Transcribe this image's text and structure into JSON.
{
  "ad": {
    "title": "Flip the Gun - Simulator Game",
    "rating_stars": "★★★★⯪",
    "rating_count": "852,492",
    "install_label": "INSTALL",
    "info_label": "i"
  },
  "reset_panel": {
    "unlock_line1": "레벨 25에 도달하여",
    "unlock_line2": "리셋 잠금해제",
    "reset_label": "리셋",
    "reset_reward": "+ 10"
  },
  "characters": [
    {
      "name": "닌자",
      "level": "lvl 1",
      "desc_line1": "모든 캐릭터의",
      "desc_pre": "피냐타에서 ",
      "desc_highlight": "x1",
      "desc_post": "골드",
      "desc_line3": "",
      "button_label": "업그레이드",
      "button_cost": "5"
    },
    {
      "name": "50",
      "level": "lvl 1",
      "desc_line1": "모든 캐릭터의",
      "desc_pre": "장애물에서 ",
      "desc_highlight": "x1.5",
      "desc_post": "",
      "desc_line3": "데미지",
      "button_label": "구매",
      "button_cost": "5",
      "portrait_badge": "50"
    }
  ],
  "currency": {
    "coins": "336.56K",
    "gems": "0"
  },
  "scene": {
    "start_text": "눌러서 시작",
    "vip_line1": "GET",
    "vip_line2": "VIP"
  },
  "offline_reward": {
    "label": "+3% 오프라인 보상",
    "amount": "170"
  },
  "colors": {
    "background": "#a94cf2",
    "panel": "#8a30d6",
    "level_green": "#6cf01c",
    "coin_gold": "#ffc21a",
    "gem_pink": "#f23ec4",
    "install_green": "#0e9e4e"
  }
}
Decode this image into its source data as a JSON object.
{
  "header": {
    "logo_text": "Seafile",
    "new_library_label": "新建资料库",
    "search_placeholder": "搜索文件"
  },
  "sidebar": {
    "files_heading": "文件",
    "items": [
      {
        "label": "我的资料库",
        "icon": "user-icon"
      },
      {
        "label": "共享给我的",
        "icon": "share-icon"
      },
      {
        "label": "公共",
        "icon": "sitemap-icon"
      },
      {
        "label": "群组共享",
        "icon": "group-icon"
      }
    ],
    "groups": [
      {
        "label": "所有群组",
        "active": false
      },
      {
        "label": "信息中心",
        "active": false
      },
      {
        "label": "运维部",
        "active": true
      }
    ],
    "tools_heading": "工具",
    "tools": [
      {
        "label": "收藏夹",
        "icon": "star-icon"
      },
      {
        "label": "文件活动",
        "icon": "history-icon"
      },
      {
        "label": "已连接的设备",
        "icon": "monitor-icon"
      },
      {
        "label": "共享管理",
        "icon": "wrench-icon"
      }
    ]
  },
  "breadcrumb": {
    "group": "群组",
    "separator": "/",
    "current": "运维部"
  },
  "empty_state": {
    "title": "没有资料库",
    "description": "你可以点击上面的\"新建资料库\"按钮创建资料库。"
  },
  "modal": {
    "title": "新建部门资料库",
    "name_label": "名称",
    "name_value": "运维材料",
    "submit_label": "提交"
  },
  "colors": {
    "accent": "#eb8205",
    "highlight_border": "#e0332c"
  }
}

::::::::::

• **Task to complete**
Please restate the whole listing word for word.

• **Task output**
Transcribe this image's text and structure into JSON.
{
  "ad": {
    "title": "Flip the Gun - Simulator Game",
    "rating_stars": "★★★★⯪",
    "rating_count": "852,492",
    "install_label": "INSTALL",
    "info_label": "i"
  },
  "reset_panel": {
    "unlock_line1": "레벨 25에 도달하여",
    "unlock_line2": "리셋 잠금해제",
    "reset_label": "리셋",
    "reset_reward": "+ 10"
  },
  "characters": [
    {
      "name": "닌자",
      "level": "lvl 1",
      "desc_line1": "모든 캐릭터의",
      "desc_pre": "피냐타에서 ",
      "desc_highlight": "x1",
      "desc_post": "골드",
      "desc_line3": "",
      "button_label": "업그레이드",
      "button_cost": "5"
    },
    {
      "name": "50",
      "level": "lvl 1",
      "desc_line1": "모든 캐릭터의",
      "desc_pre": "장애물에서 ",
      "desc_highlight": "x1.5",
      "desc_post": "",
      "desc_line3": "데미지",
      "button_label": "구매",
      "button_cost": "5",
      "portrait_badge": "50"
    }
  ],
  "currency": {
    "coins": "336.56K",
    "gems": "0"
  },
  "scene": {
    "start_text": "눌러서 시작",
    "vip_line1": "GET",
    "vip_line2": "VIP"
  },
  "offline_reward": {
    "label": "+3% 오프라인 보상",
    "amount": "170"
  },
  "colors": {
    "background": "#a94cf2",
    "panel": "#8a30d6",
    "level_green": "#6cf01c",
    "coin_gold": "#ffc21a",
    "gem_pink": "#f23ec4",
    "install_green": "#0e9e4e"
  }
}
Decode this image into its source data as a JSON object.
{
  "header": {
    "logo_text": "Seafile",
    "new_library_label": "新建资料库",
    "search_placeholder": "搜索文件"
  },
  "sidebar": {
    "files_heading": "文件",
    "items": [
      {
        "label": "我的资料库",
        "icon": "user-icon"
      },
      {
        "label": "共享给我的",
        "icon": "share-icon"
      },
      {
        "label": "公共",
        "icon": "sitemap-icon"
      },
      {
        "label": "群组共享",
        "icon": "group-icon"
      }
    ],
    "groups": [
      {
        "label": "所有群组",
        "active": false
      },
      {
        "label": "信息中心",
        "active": false
      },
      {
        "label": "运维部",
        "active": true
      }
    ],
    "tools_heading": "工具",
    "tools": [
      {
        "label": "收藏夹",
        "icon": "star-icon"
      },
      {
        "label": "文件活动",
        "icon": "history-icon"
      },
      {
        "label": "已连接的设备",
        "icon": "monitor-icon"
      },
      {
        "label": "共享管理",
        "icon": "wrench-icon"
      }
    ]
  },
  "breadcrumb": {
    "group": "群组",
    "separator": "/",
    "current": "运维部"
  },
  "empty_state": {
    "title": "没有资料库",
    "description": "你可以点击上面的\"新建资料库\"按钮创建资料库。"
  },
  "modal": {
    "title": "新建部门资料库",
    "name_label": "名称",
    "name_value": "运维材料",
    "submit_label": "提交"
  },
  "colors": {
    "accent": "#eb8205",
    "highlight_border": "#e0332c"
  }
}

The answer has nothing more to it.